──────── RECORDS SUPPLIED ────────

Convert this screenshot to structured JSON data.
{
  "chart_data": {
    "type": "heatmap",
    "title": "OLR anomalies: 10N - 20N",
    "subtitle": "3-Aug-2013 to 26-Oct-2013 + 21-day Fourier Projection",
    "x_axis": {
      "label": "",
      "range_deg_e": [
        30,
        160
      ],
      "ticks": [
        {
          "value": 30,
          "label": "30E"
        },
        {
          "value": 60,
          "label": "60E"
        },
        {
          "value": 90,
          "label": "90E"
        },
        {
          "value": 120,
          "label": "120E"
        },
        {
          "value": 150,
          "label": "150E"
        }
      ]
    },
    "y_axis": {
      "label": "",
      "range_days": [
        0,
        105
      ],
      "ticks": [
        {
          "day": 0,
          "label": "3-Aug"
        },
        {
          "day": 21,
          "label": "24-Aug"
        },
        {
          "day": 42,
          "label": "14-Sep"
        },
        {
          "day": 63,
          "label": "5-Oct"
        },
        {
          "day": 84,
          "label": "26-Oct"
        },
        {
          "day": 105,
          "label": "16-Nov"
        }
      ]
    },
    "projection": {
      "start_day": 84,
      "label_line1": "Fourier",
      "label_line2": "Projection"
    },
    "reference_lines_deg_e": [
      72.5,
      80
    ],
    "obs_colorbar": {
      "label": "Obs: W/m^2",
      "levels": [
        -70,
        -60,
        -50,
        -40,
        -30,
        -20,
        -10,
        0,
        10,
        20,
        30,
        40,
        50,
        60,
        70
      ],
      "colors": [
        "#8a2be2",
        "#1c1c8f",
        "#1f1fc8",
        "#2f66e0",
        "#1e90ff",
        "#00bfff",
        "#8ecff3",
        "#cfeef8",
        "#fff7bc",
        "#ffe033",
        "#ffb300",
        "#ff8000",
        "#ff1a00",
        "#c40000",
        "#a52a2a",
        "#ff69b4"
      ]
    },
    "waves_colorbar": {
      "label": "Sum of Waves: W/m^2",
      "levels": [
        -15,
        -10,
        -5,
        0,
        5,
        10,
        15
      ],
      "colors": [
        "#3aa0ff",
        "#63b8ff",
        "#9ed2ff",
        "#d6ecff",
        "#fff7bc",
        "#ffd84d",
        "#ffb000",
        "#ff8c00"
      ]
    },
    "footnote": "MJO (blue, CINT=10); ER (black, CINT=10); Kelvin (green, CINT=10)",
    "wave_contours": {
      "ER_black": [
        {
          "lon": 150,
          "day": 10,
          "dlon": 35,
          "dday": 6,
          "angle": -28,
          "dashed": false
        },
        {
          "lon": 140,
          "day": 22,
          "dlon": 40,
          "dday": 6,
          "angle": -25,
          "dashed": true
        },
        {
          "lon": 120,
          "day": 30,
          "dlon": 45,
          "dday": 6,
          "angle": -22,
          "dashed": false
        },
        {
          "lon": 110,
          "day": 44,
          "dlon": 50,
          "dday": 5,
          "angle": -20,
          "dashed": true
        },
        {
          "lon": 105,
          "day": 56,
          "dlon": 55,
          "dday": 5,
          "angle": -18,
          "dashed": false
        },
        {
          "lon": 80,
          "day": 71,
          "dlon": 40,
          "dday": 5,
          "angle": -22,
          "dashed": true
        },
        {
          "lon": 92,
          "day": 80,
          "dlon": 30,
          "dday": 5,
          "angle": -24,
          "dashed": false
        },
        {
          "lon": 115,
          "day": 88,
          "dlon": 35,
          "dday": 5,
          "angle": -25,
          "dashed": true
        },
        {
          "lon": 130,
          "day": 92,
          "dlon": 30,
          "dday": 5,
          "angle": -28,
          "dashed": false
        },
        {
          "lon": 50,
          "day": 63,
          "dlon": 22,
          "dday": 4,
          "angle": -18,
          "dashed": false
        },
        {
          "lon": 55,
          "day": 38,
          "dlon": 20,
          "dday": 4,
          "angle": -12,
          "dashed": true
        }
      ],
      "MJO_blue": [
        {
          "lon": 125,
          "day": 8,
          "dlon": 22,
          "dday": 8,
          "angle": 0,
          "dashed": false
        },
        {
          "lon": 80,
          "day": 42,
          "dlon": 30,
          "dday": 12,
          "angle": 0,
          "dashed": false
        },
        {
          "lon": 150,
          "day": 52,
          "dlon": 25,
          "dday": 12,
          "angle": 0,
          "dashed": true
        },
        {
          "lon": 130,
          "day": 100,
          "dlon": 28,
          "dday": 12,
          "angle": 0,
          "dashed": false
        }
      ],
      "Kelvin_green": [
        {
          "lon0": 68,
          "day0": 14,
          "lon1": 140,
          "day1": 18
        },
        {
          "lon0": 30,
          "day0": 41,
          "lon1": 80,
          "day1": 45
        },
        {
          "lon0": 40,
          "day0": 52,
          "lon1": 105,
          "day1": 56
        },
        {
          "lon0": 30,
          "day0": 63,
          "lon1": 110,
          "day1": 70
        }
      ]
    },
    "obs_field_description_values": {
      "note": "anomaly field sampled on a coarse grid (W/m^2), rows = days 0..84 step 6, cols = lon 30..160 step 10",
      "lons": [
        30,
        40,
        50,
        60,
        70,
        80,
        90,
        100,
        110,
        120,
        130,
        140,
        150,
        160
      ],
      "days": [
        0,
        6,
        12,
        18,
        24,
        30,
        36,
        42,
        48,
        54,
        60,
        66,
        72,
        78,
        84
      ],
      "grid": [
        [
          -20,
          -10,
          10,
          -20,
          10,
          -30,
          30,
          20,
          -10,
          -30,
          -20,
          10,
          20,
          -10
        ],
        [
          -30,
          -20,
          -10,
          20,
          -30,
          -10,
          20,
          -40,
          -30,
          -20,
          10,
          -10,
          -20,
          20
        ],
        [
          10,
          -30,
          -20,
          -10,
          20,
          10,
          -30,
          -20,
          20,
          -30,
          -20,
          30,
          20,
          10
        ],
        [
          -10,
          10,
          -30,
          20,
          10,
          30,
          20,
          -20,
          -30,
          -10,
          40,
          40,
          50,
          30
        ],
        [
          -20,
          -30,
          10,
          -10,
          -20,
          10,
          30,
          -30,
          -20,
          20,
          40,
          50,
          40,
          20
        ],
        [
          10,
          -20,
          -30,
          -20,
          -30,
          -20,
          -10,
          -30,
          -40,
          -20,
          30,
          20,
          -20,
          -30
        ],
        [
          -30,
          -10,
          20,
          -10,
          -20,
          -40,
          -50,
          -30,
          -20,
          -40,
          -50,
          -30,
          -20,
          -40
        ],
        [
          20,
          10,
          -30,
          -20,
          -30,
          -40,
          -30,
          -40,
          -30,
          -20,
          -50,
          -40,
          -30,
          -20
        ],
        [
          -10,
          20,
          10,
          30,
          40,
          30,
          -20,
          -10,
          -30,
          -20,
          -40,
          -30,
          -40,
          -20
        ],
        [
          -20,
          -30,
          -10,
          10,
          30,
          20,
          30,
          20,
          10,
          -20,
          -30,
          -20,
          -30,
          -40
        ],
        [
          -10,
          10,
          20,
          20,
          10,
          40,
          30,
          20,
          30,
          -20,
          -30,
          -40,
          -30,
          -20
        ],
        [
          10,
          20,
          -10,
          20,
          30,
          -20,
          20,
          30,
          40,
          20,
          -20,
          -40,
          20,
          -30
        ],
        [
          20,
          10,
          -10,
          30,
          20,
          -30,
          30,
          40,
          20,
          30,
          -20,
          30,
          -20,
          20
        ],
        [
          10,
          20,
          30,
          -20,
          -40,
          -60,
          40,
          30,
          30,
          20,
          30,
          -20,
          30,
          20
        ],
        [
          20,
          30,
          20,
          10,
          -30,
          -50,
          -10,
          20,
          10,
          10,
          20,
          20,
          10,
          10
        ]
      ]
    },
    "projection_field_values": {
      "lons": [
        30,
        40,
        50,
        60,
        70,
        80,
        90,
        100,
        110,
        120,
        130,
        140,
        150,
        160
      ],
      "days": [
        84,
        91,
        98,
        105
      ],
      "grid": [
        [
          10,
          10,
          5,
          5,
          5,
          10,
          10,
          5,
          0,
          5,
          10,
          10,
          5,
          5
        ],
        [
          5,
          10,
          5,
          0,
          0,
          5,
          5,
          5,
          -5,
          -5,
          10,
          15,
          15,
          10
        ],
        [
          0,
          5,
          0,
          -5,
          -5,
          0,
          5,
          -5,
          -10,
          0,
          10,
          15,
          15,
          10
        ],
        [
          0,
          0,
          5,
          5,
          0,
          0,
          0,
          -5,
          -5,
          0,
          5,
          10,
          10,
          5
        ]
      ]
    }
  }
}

────────
──────── RECORDS SUPPLIED ────────

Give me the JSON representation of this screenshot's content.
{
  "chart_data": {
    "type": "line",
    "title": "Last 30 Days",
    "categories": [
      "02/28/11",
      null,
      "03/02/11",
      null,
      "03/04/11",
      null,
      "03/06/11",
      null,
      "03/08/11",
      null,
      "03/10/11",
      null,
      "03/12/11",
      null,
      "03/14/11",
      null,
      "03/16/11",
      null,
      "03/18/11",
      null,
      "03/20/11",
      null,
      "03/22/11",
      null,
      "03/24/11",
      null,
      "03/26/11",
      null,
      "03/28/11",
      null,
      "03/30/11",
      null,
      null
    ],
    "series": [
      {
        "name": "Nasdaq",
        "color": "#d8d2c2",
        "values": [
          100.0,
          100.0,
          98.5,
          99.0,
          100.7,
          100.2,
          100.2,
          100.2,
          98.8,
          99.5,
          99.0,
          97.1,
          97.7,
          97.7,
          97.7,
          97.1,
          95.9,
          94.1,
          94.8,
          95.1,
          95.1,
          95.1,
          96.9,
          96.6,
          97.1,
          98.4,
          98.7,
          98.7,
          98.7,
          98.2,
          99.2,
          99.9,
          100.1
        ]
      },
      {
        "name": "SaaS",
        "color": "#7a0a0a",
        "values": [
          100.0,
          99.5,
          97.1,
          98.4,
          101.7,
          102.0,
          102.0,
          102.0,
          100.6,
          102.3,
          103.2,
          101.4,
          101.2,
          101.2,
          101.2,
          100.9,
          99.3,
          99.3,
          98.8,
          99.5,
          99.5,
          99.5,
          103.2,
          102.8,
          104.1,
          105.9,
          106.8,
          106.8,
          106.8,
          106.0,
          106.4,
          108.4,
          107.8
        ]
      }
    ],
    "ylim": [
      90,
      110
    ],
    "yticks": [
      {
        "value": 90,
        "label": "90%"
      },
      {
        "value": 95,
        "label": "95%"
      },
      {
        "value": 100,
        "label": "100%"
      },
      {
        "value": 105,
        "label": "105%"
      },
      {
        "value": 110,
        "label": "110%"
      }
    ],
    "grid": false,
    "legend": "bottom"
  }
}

────────

STATED EXERCISE: Identify the lines of the data that contain the word "JSON". Copy each of them.

REPLY TO THE TASK:
Convert this screenshot to structured JSON data.
Give me the JSON representation of this screenshot's content.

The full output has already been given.